Task statement => Each entry must be given again exactly; images do not belong in the copy.

Entries =>
****************************************

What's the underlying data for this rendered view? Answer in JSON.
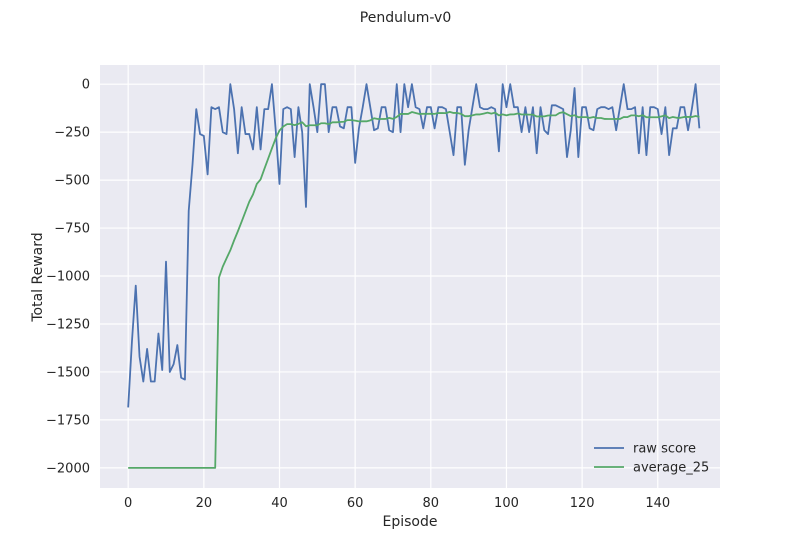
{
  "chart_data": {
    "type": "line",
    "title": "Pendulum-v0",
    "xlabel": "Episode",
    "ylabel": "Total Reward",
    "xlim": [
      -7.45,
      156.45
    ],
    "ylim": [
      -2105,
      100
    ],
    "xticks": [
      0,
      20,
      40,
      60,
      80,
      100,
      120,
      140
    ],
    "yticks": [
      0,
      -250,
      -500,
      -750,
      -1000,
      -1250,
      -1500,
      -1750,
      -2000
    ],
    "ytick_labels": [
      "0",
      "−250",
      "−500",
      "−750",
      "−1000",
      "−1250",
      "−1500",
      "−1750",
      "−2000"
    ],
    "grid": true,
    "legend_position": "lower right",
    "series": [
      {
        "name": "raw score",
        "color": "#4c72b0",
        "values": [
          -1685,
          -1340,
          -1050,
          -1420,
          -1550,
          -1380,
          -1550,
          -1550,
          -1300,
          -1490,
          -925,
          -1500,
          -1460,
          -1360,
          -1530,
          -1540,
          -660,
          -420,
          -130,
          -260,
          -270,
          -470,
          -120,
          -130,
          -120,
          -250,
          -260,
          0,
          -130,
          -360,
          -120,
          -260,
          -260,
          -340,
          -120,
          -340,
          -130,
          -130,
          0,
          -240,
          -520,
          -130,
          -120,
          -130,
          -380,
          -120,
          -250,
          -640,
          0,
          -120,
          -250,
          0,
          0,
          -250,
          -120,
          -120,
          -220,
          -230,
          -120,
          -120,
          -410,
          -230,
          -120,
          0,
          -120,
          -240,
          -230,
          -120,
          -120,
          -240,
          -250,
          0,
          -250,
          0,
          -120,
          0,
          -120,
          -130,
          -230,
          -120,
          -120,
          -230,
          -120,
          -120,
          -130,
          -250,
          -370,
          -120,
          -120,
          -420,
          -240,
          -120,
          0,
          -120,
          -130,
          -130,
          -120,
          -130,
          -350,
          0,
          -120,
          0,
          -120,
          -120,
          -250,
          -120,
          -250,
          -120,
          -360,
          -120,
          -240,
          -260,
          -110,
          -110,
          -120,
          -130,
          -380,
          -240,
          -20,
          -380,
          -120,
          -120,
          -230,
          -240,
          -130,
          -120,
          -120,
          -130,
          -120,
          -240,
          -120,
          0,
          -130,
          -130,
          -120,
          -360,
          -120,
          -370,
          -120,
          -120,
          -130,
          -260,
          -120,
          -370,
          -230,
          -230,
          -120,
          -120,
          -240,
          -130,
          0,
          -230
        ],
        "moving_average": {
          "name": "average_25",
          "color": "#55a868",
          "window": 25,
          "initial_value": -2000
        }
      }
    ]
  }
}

****************************************

Reply to the task =>
What's the underlying data for this rendered view? Answer in JSON.
{
  "chart_data": {
    "type": "line",
    "title": "Pendulum-v0",
    "xlabel": "Episode",
    "ylabel": "Total Reward",
    "xlim": [
      -7.45,
      156.45
    ],
    "ylim": [
      -2105,
      100
    ],
    "xticks": [
      0,
      20,
      40,
      60,
      80,
      100,
      120,
      140
    ],
    "yticks": [
      0,
      -250,
      -500,
      -750,
      -1000,
      -1250,
      -1500,
      -1750,
      -2000
    ],
    "ytick_labels": [
      "0",
      "−250",
      "−500",
      "−750",
      "−1000",
      "−1250",
      "−1500",
      "−1750",
      "−2000"
    ],
    "grid": true,
    "legend_position": "lower right",
    "series": [
      {
        "name": "raw score",
        "color": "#4c72b0",
        "values": [
          -1685,
          -1340,
          -1050,
          -1420,
          -1550,
          -1380,
          -1550,
          -1550,
          -1300,
          -1490,
          -925,
          -1500,
          -1460,
          -1360,
          -1530,
          -1540,
          -660,
          -420,
          -130,
          -260,
          -270,
          -470,
          -120,
          -130,
          -120,
          -250,
          -260,
          0,
          -130,
          -360,
          -120,
          -260,
          -260,
          -340,
          -120,
          -340,
          -130,
          -130,
          0,
          -240,
          -520,
          -130,
          -120,
          -130,
          -380,
          -120,
          -250,
          -640,
          0,
          -120,
          -250,
          0,
          0,
          -250,
          -120,
          -120,
          -220,
          -230,
          -120,
          -120,
          -410,
          -230,
          -120,
          0,
          -120,
          -240,
          -230,
          -120,
          -120,
          -240,
          -250,
          0,
          -250,
          0,
          -120,
          0,
          -120,
          -130,
          -230,
          -120,
          -120,
          -230,
          -120,
          -120,
          -130,
          -250,
          -370,
          -120,
          -120,
          -420,
          -240,
          -120,
          0,
          -120,
          -130,
          -130,
          -120,
          -130,
          -350,
          0,
          -120,
          0,
          -120,
          -120,
          -250,
          -120,
          -250,
          -120,
          -360,
          -120,
          -240,
          -260,
          -110,
          -110,
          -120,
          -130,
          -380,
          -240,
          -20,
          -380,
          -120,
          -120,
          -230,
          -240,
          -130,
          -120,
          -120,
          -130,
          -120,
          -240,
          -120,
          0,
          -130,
          -130,
          -120,
          -360,
          -120,
          -370,
          -120,
          -120,
          -130,
          -260,
          -120,
          -370,
          -230,
          -230,
          -120,
          -120,
          -240,
          -130,
          0,
          -230
        ],
        "moving_average": {
          "name": "average_25",
          "color": "#55a868",
          "window": 25,
          "initial_value": -2000
        }
      }
    ]
  }
}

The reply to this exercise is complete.